Excerpted records:
──────────

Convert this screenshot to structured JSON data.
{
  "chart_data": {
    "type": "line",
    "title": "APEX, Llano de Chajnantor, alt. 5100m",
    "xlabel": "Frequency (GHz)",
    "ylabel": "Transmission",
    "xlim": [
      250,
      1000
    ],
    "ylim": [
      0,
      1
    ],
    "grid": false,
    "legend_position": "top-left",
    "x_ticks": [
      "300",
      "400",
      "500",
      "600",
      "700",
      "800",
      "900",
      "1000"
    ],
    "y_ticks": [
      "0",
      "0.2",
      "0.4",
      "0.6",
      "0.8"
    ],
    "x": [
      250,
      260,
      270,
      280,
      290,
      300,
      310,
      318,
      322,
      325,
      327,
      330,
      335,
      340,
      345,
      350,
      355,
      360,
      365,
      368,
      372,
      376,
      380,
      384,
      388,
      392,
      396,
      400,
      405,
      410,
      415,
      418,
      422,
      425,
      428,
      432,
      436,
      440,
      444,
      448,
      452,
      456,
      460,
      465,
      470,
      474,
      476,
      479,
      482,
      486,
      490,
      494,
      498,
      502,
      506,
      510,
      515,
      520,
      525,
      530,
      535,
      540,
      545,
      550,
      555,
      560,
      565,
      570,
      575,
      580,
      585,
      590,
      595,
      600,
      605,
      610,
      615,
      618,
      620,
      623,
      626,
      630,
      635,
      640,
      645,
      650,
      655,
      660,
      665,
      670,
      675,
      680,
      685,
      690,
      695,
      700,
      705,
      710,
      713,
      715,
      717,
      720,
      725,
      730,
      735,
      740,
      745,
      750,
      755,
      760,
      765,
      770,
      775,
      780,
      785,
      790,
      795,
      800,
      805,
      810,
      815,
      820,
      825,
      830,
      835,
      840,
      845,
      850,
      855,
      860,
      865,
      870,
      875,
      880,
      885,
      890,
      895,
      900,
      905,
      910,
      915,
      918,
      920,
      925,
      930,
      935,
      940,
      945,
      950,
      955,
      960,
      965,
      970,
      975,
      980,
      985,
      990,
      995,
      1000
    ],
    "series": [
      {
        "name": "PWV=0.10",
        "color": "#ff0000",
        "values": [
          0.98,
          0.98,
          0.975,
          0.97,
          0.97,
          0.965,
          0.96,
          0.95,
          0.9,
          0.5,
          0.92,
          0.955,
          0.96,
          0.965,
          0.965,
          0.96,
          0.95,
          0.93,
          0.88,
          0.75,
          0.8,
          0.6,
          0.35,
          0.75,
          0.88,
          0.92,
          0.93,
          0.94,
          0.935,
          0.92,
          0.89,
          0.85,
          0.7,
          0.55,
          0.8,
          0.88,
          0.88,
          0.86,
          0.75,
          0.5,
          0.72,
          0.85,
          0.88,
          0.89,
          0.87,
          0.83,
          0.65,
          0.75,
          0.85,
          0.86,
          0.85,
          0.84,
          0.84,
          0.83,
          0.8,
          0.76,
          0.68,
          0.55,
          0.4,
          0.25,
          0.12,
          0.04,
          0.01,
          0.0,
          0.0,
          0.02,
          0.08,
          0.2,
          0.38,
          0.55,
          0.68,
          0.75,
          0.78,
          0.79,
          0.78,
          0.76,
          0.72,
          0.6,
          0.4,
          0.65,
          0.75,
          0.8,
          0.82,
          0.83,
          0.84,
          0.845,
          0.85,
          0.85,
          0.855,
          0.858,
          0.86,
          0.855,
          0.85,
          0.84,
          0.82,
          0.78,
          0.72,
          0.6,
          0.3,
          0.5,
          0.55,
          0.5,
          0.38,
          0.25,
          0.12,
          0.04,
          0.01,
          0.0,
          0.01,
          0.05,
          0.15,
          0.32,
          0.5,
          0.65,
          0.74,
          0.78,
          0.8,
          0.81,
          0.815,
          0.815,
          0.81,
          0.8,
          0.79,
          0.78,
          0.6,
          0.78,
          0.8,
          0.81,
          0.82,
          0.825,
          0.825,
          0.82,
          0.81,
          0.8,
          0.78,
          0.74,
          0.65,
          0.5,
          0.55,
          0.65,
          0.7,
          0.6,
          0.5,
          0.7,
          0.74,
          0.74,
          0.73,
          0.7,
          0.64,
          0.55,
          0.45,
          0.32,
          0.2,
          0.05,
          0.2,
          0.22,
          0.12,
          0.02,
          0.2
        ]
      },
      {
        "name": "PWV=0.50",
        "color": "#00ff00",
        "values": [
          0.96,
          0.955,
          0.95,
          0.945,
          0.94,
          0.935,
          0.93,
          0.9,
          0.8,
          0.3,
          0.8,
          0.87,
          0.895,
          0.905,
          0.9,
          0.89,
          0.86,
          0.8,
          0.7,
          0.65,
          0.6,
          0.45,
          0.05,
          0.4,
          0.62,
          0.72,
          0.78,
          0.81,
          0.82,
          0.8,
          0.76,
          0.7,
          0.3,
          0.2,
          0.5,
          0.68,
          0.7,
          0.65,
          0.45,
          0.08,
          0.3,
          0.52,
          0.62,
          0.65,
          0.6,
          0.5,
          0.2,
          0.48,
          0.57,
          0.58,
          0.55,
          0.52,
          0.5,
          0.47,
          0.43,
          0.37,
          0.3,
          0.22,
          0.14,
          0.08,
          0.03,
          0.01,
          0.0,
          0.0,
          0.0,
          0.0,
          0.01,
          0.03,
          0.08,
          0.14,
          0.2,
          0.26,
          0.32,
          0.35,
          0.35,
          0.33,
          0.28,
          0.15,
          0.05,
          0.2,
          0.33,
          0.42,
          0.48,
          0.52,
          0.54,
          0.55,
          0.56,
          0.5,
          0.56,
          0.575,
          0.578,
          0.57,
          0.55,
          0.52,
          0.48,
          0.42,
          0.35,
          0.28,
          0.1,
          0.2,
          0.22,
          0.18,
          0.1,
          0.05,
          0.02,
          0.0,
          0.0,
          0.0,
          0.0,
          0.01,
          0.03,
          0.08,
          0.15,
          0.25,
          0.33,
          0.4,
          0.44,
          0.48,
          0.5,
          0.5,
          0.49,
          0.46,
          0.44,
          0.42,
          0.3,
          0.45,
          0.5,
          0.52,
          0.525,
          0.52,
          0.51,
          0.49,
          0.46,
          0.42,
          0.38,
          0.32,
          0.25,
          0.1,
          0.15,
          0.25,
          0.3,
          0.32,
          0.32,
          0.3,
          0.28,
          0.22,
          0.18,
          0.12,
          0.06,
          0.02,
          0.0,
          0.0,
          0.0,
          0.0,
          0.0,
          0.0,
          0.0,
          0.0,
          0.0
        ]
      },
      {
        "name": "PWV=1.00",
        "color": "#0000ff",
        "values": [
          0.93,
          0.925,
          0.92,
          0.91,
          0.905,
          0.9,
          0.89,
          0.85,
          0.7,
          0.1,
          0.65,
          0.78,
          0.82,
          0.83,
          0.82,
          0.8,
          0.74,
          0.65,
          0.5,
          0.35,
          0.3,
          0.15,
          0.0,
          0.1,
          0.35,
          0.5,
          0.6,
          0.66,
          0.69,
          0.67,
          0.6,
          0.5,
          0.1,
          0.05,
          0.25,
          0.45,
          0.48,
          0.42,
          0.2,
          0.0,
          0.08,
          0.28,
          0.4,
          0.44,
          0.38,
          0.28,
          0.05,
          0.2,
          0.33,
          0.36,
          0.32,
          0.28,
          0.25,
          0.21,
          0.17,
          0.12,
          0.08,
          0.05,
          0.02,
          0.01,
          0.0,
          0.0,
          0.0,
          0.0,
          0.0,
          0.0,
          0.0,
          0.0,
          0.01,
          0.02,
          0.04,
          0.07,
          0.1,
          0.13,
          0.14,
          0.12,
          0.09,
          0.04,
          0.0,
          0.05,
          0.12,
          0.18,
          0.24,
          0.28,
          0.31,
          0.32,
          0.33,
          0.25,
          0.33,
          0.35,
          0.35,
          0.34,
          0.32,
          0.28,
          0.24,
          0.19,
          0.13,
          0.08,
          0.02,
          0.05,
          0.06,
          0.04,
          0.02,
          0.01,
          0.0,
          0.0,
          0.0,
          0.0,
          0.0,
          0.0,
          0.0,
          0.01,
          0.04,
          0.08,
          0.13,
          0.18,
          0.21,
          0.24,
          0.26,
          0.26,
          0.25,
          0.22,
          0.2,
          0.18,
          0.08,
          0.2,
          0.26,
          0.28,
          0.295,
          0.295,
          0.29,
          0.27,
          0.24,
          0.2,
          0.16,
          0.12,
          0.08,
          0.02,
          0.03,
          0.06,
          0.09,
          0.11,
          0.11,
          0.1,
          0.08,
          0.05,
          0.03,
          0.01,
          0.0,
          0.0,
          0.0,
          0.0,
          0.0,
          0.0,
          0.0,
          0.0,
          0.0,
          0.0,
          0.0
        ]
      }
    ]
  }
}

──────────

What the task asks: Check all the records above and select each line where the string "color" is found.

Response:
        "color": "#ff0000",
        "color": "#00ff00",
        "color": "#0000ff",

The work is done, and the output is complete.